§ CHALLENGE: Copy each line of the entries beneath that contains the word "Usage".
══════════
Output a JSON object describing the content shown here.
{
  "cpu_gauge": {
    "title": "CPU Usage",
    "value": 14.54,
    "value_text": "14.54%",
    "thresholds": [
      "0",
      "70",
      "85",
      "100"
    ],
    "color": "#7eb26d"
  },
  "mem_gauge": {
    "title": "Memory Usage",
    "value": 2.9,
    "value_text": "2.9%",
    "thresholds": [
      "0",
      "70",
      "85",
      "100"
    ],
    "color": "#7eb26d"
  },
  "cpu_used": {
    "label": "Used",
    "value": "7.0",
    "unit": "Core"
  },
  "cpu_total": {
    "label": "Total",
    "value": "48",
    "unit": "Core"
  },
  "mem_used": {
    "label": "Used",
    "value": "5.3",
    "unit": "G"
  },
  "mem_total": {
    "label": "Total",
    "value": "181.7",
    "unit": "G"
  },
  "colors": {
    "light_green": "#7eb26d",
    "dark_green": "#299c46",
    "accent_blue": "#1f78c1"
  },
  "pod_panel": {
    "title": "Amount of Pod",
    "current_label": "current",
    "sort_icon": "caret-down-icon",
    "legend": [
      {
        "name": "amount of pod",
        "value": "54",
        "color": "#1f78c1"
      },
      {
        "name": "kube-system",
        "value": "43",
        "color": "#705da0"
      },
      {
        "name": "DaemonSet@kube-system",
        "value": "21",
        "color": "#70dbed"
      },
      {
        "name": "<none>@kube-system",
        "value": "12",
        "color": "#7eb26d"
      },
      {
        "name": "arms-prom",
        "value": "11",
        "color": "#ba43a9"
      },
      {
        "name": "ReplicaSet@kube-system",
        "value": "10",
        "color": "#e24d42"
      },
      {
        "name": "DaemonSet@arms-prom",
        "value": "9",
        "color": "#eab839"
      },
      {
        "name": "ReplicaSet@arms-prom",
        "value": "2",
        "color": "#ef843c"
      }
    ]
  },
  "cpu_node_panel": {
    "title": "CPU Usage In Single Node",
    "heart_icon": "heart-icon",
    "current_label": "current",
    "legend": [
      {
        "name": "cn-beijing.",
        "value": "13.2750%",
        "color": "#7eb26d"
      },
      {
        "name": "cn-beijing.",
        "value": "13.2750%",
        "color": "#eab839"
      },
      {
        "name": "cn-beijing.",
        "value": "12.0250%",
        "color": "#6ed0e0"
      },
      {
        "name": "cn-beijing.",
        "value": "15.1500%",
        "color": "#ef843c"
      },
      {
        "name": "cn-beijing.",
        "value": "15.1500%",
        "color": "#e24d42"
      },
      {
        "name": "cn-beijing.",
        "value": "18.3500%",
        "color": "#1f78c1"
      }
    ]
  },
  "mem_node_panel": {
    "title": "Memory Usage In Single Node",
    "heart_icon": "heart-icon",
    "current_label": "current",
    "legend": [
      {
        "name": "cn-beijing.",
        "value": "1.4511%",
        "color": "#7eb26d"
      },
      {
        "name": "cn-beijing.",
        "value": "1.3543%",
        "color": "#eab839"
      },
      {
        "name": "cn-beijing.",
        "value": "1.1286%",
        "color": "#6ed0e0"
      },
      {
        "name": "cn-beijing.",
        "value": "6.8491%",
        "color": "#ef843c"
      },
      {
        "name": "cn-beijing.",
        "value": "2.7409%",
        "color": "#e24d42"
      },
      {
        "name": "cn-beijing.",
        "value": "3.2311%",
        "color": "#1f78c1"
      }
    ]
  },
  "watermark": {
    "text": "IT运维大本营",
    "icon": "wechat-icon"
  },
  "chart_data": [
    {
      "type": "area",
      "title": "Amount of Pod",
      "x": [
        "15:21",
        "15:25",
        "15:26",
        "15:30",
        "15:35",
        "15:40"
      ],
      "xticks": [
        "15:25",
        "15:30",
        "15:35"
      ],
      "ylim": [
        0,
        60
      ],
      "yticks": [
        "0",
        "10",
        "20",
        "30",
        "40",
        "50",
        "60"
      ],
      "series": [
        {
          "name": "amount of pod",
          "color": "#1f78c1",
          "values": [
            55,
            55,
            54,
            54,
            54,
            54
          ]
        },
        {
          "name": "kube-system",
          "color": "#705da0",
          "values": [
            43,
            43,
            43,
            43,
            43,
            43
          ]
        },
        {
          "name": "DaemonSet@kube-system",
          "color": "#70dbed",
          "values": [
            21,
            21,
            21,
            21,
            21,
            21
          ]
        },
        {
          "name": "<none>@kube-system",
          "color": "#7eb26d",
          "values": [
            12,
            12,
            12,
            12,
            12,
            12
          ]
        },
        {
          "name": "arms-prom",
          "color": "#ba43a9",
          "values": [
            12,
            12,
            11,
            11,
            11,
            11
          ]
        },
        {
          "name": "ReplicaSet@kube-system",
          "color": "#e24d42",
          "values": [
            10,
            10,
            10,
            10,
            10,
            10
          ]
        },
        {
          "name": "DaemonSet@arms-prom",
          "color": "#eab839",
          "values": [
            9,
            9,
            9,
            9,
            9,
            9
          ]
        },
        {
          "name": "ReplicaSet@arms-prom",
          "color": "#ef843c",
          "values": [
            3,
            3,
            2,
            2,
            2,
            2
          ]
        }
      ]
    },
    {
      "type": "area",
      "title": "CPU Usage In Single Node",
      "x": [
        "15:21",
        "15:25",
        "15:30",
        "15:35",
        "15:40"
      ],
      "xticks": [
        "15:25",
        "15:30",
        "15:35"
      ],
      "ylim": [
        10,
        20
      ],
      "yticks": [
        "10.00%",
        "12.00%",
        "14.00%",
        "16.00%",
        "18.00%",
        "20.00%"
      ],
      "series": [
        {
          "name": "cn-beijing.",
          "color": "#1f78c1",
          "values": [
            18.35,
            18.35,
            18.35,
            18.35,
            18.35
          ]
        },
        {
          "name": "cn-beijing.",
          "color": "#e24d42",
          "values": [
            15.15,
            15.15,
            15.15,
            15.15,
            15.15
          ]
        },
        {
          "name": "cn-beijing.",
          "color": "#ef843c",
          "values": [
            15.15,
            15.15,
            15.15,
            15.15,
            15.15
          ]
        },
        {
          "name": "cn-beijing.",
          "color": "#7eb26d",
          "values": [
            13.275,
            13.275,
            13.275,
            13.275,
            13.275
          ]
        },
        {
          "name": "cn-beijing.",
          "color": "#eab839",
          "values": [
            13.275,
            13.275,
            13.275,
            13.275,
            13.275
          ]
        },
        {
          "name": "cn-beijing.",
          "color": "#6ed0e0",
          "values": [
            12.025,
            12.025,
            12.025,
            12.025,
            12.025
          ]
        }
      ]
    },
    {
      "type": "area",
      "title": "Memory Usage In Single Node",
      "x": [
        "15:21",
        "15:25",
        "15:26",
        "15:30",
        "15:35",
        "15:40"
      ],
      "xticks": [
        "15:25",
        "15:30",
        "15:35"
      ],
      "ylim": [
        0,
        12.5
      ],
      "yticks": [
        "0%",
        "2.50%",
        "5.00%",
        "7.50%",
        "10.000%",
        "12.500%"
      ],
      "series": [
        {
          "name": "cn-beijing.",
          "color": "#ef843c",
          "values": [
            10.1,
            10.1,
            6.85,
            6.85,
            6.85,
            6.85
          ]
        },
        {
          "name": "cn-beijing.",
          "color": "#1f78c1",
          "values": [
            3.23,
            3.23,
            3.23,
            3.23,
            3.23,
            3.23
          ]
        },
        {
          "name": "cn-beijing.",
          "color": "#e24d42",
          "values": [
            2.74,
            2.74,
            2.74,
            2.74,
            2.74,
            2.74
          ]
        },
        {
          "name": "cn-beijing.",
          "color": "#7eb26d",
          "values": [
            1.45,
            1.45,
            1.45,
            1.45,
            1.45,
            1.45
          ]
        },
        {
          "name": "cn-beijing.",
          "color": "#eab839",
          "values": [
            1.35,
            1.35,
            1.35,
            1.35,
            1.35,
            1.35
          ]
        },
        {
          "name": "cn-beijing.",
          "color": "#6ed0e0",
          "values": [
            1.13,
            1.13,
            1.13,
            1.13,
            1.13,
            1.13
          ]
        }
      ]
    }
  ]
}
══════════
§ EXERCISE RESULT:
    "title": "CPU Usage",
    "title": "Memory Usage",
    "title": "CPU Usage In Single Node",
    "title": "Memory Usage In Single Node",
      "title": "CPU Usage In Single Node",
      "title": "Memory Usage In Single Node",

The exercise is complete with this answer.